> _Okuma metni_
%%
Bazen suçun iddianamede gösterilen niteliği değişebilir. Bu gibi durumlarda sanığa ek savunma hakkı tanınmalıdır.
Bununla birlikte uygulamada zaman zaman hangi hallerde ek savunma hakkının tanınması gerektiği konusunda duraksamalar yaşandığı görülmektedir.
Suçun iddianamede gösterilen niteliğinin değişmesi halinde sanığa ek savunma verilmesi 1412 sayılı CMUK m. 258. ve 01 Haziran 2005 tarihli 5271 sayılı CMK m. 226 hükümlerinde düzenlenmiştir. Her iki yasanın da benzer bir düzenleme getirdiği söylenebilir.
1412 sayılı yasadan farklı olarak günümüzde iddianamede gösterilen suçtan daha az ceza verilmesini gerektiren hallerde bile sanığa veya müdafiine mutlaka ek savunma hakkı tanınması kabul edilmiştir.[1]
Bu durumun yeni ceza yargılama yasasının savunma hakkının daha da güçlendirilmesine ilişkin yaklaşımın bir sonucu olduğu ifade edilmektedir.[2] Ek savunma hakkı verilmemesi savunma hakkını kısıtlamaktadır ve yasaya kesin aykırılık hallerinden birini oluşturmaktadır.[3]
Duruşmanın başlaması
CMK m. 191/3[4] hükmünde sanığın üzerine atılı suçu ayrıntılarıyla öğrenmesi ve savunma hakkını en iyi şekilde kullanması için iddianame veya iddianame yerine geçen belgenin okunması zorunluluğu getirilmiştir.
%%
> _Veri alıntıları_
%%
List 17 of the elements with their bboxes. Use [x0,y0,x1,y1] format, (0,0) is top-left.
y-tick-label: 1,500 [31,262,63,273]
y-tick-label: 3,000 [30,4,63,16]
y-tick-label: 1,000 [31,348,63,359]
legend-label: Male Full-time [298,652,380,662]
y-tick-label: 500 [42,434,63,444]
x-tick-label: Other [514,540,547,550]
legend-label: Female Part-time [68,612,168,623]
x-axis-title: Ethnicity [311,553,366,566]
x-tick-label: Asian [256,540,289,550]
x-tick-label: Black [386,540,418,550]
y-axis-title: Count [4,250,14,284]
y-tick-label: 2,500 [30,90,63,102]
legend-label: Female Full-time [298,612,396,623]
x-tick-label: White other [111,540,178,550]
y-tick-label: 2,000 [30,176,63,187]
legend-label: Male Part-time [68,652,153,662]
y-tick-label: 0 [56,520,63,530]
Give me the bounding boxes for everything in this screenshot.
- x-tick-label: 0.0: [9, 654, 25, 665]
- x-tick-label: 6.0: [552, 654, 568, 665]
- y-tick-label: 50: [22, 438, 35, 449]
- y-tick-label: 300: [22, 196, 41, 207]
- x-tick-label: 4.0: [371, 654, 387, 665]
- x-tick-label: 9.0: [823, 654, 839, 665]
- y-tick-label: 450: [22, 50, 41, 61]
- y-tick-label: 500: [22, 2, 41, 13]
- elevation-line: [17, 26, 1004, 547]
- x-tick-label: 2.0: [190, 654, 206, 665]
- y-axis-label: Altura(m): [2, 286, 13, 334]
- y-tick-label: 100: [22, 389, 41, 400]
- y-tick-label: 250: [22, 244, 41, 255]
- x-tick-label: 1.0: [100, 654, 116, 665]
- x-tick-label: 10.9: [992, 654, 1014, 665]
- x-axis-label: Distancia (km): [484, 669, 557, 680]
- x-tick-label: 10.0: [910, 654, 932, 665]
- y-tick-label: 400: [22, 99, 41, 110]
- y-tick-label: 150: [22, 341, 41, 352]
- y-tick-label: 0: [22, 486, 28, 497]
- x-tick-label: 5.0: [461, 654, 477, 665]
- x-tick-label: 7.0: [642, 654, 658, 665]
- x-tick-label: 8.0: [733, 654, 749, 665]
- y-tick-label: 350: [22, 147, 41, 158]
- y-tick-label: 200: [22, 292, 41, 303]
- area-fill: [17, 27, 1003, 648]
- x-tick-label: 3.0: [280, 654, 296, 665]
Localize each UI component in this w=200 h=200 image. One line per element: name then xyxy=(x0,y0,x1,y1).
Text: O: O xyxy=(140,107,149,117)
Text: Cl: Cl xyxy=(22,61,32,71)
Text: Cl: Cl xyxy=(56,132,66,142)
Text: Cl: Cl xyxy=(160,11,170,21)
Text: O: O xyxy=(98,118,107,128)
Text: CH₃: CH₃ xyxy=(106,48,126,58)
%%
> _Alıştırmanın amacı_
Ek savunma hakkı metninde "Bazen suçun iddianamede" sözlerinden "duraksamalar yaşandığı görülmektedir." sözlerine kadar uzanan kısmı, "duraksamalar" yerine "tereddütler" koyarak yeniden yazar mısınız?

> _Çözümlü alıştırma_
Bazen suçun iddianamede gösterilen niteliği değişebilir. Bu gibi durumlarda sanığa ek savunma hakkı tanınmalıdır.
Bununla birlikte uygulamada zaman zaman hangi hallerde ek savunma hakkının tanınması gerektiği konusunda tereddütler yaşandığı görülmektedir.